> [Your objective]: Could you duplicate the following entries line for line, with no changes?

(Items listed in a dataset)
—————

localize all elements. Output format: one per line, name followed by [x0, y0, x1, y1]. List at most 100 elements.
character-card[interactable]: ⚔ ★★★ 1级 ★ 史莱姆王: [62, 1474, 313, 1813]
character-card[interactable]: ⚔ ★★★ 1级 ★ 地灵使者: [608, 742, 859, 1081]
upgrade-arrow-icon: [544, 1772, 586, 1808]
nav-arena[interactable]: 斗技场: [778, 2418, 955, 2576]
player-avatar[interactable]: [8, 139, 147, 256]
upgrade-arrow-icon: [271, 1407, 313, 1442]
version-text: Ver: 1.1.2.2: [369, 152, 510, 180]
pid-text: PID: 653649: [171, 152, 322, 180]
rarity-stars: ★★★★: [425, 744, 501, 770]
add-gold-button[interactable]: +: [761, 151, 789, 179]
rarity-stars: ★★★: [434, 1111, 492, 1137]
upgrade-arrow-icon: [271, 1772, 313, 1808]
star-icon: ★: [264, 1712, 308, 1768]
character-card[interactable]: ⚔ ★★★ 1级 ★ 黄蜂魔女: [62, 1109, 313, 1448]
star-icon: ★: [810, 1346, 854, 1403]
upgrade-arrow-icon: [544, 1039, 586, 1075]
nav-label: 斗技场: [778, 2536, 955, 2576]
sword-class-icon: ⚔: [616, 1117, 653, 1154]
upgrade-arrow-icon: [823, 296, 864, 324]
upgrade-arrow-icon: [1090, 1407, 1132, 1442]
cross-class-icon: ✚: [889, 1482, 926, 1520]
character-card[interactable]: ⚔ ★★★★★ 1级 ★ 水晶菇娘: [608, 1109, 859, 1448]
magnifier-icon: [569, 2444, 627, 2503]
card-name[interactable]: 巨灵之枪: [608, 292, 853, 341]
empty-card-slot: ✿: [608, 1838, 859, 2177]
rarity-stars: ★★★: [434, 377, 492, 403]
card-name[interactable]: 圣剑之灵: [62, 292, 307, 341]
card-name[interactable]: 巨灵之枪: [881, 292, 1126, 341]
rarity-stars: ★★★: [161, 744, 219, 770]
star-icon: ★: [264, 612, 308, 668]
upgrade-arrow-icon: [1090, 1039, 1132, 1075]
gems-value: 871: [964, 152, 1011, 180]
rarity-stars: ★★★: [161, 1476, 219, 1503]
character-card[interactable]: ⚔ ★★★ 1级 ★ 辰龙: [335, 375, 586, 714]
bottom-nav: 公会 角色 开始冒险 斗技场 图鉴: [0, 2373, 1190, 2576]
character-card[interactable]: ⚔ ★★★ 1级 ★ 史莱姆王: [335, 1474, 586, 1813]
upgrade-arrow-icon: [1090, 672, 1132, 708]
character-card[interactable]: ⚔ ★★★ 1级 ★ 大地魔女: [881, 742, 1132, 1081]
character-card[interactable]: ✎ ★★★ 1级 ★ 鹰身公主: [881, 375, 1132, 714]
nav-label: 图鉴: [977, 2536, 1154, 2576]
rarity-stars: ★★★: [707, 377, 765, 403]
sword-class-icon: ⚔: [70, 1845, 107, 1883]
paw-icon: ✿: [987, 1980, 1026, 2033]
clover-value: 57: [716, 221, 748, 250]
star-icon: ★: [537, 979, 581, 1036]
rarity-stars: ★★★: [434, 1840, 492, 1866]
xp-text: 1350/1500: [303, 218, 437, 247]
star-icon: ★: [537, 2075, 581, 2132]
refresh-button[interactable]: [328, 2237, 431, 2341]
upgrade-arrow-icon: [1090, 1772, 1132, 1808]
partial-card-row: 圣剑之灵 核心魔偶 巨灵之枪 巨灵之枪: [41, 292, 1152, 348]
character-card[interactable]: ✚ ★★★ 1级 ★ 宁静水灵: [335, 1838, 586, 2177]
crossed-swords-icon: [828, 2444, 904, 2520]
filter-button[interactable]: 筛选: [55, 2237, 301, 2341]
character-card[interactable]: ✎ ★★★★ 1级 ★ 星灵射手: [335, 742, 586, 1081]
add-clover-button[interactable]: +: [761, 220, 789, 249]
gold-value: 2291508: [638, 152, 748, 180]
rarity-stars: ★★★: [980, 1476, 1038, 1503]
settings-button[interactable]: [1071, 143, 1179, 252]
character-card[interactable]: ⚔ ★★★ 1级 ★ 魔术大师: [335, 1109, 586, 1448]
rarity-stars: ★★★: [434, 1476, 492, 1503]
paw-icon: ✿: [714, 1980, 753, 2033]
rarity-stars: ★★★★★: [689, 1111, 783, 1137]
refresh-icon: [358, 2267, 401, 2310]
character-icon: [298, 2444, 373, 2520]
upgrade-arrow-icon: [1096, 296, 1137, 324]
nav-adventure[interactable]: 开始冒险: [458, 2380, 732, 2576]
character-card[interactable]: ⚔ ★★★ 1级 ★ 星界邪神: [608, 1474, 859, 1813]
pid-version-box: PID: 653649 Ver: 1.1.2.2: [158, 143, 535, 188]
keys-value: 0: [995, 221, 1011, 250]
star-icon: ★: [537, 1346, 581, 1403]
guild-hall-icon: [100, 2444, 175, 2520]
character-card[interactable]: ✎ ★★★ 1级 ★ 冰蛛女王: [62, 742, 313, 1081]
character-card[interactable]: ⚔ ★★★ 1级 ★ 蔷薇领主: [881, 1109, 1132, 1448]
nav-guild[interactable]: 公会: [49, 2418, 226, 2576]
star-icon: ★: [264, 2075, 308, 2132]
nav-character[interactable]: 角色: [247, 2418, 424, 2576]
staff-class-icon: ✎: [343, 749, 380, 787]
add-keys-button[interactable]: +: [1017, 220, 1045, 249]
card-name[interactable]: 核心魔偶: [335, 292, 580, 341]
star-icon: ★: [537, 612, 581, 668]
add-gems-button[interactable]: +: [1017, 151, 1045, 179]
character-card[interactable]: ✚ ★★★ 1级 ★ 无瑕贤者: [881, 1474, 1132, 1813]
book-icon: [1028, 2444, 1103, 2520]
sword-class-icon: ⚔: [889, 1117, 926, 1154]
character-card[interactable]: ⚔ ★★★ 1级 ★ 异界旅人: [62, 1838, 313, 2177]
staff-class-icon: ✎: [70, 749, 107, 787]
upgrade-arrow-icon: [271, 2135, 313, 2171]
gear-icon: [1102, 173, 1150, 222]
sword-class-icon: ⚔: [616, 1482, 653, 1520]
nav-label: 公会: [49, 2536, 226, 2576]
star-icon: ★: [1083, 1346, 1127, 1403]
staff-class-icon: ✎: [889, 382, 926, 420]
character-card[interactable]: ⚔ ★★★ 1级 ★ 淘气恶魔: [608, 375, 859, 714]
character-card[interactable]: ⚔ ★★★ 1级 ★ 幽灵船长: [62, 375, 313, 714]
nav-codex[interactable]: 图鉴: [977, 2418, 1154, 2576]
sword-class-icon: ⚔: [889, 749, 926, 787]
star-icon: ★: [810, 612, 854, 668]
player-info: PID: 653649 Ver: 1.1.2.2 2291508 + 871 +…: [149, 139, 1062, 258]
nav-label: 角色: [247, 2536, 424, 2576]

—————

> [Response to the exercise]:
localize all elements. Output format: one per line, name followed by [x0, y0, x1, y1]. List at most 100 elements.
character-card[interactable]: ⚔ ★★★ 1级 ★ 史莱姆王: [62, 1474, 313, 1813]
character-card[interactable]: ⚔ ★★★ 1级 ★ 地灵使者: [608, 742, 859, 1081]
upgrade-arrow-icon: [544, 1772, 586, 1808]
nav-arena[interactable]: 斗技场: [778, 2418, 955, 2576]
player-avatar[interactable]: [8, 139, 147, 256]
upgrade-arrow-icon: [271, 1407, 313, 1442]
version-text: Ver: 1.1.2.2: [369, 152, 510, 180]
pid-text: PID: 653649: [171, 152, 322, 180]
rarity-stars: ★★★★: [425, 744, 501, 770]
add-gold-button[interactable]: +: [761, 151, 789, 179]
rarity-stars: ★★★: [434, 1111, 492, 1137]
upgrade-arrow-icon: [271, 1772, 313, 1808]
star-icon: ★: [264, 1712, 308, 1768]
character-card[interactable]: ⚔ ★★★ 1级 ★ 黄蜂魔女: [62, 1109, 313, 1448]
star-icon: ★: [810, 1346, 854, 1403]
upgrade-arrow-icon: [544, 1039, 586, 1075]
nav-label: 斗技场: [778, 2536, 955, 2576]
sword-class-icon: ⚔: [616, 1117, 653, 1154]
upgrade-arrow-icon: [823, 296, 864, 324]
upgrade-arrow-icon: [1090, 1407, 1132, 1442]
cross-class-icon: ✚: [889, 1482, 926, 1520]
character-card[interactable]: ⚔ ★★★★★ 1级 ★ 水晶菇娘: [608, 1109, 859, 1448]
magnifier-icon: [569, 2444, 627, 2503]
card-name[interactable]: 巨灵之枪: [608, 292, 853, 341]
empty-card-slot: ✿: [608, 1838, 859, 2177]
rarity-stars: ★★★: [434, 377, 492, 403]
card-name[interactable]: 圣剑之灵: [62, 292, 307, 341]
card-name[interactable]: 巨灵之枪: [881, 292, 1126, 341]
rarity-stars: ★★★: [161, 744, 219, 770]
star-icon: ★: [264, 612, 308, 668]
upgrade-arrow-icon: [1090, 1039, 1132, 1075]
gems-value: 871: [964, 152, 1011, 180]
rarity-stars: ★★★: [161, 1476, 219, 1503]
character-card[interactable]: ⚔ ★★★ 1级 ★ 辰龙: [335, 375, 586, 714]
bottom-nav: 公会 角色 开始冒险 斗技场 图鉴: [0, 2373, 1190, 2576]
character-card[interactable]: ⚔ ★★★ 1级 ★ 史莱姆王: [335, 1474, 586, 1813]
upgrade-arrow-icon: [1090, 672, 1132, 708]
character-card[interactable]: ⚔ ★★★ 1级 ★ 大地魔女: [881, 742, 1132, 1081]
character-card[interactable]: ✎ ★★★ 1级 ★ 鹰身公主: [881, 375, 1132, 714]
nav-label: 图鉴: [977, 2536, 1154, 2576]
rarity-stars: ★★★: [707, 377, 765, 403]
sword-class-icon: ⚔: [70, 1845, 107, 1883]
paw-icon: ✿: [987, 1980, 1026, 2033]
clover-value: 57: [716, 221, 748, 250]
star-icon: ★: [537, 979, 581, 1036]
rarity-stars: ★★★: [434, 1840, 492, 1866]
xp-text: 1350/1500: [303, 218, 437, 247]
star-icon: ★: [537, 2075, 581, 2132]
refresh-button[interactable]: [328, 2237, 431, 2341]
upgrade-arrow-icon: [1090, 1772, 1132, 1808]
partial-card-row: 圣剑之灵 核心魔偶 巨灵之枪 巨灵之枪: [41, 292, 1152, 348]
character-card[interactable]: ✚ ★★★ 1级 ★ 宁静水灵: [335, 1838, 586, 2177]
crossed-swords-icon: [828, 2444, 904, 2520]
filter-button[interactable]: 筛选: [55, 2237, 301, 2341]
character-card[interactable]: ✎ ★★★★ 1级 ★ 星灵射手: [335, 742, 586, 1081]
add-clover-button[interactable]: +: [761, 220, 789, 249]
gold-value: 2291508: [638, 152, 748, 180]
rarity-stars: ★★★: [980, 1476, 1038, 1503]
settings-button[interactable]: [1071, 143, 1179, 252]
character-card[interactable]: ⚔ ★★★ 1级 ★ 魔术大师: [335, 1109, 586, 1448]
rarity-stars: ★★★: [434, 1476, 492, 1503]
paw-icon: ✿: [714, 1980, 753, 2033]
rarity-stars: ★★★★★: [689, 1111, 783, 1137]
refresh-icon: [358, 2267, 401, 2310]
character-icon: [298, 2444, 373, 2520]
upgrade-arrow-icon: [1096, 296, 1137, 324]
nav-adventure[interactable]: 开始冒险: [458, 2380, 732, 2576]
character-card[interactable]: ⚔ ★★★ 1级 ★ 星界邪神: [608, 1474, 859, 1813]
pid-version-box: PID: 653649 Ver: 1.1.2.2: [158, 143, 535, 188]
keys-value: 0: [995, 221, 1011, 250]
star-icon: ★: [537, 1346, 581, 1403]
guild-hall-icon: [100, 2444, 175, 2520]
character-card[interactable]: ✎ ★★★ 1级 ★ 冰蛛女王: [62, 742, 313, 1081]
character-card[interactable]: ⚔ ★★★ 1级 ★ 蔷薇领主: [881, 1109, 1132, 1448]
nav-guild[interactable]: 公会: [49, 2418, 226, 2576]
star-icon: ★: [264, 2075, 308, 2132]
nav-character[interactable]: 角色: [247, 2418, 424, 2576]
staff-class-icon: ✎: [343, 749, 380, 787]
add-keys-button[interactable]: +: [1017, 220, 1045, 249]
card-name[interactable]: 核心魔偶: [335, 292, 580, 341]
star-icon: ★: [537, 612, 581, 668]
add-gems-button[interactable]: +: [1017, 151, 1045, 179]
character-card[interactable]: ✚ ★★★ 1级 ★ 无瑕贤者: [881, 1474, 1132, 1813]
book-icon: [1028, 2444, 1103, 2520]
sword-class-icon: ⚔: [889, 1117, 926, 1154]
character-card[interactable]: ⚔ ★★★ 1级 ★ 异界旅人: [62, 1838, 313, 2177]
staff-class-icon: ✎: [70, 749, 107, 787]
upgrade-arrow-icon: [271, 2135, 313, 2171]
gear-icon: [1102, 173, 1150, 222]
sword-class-icon: ⚔: [616, 1482, 653, 1520]
nav-label: 公会: [49, 2536, 226, 2576]
star-icon: ★: [1083, 1346, 1127, 1403]
staff-class-icon: ✎: [889, 382, 926, 420]
character-card[interactable]: ⚔ ★★★ 1级 ★ 淘气恶魔: [608, 375, 859, 714]
character-card[interactable]: ⚔ ★★★ 1级 ★ 幽灵船长: [62, 375, 313, 714]
nav-codex[interactable]: 图鉴: [977, 2418, 1154, 2576]
sword-class-icon: ⚔: [889, 749, 926, 787]
star-icon: ★: [810, 612, 854, 668]
player-info: PID: 653649 Ver: 1.1.2.2 2291508 + 871 +…: [149, 139, 1062, 258]
nav-label: 角色: [247, 2536, 424, 2576]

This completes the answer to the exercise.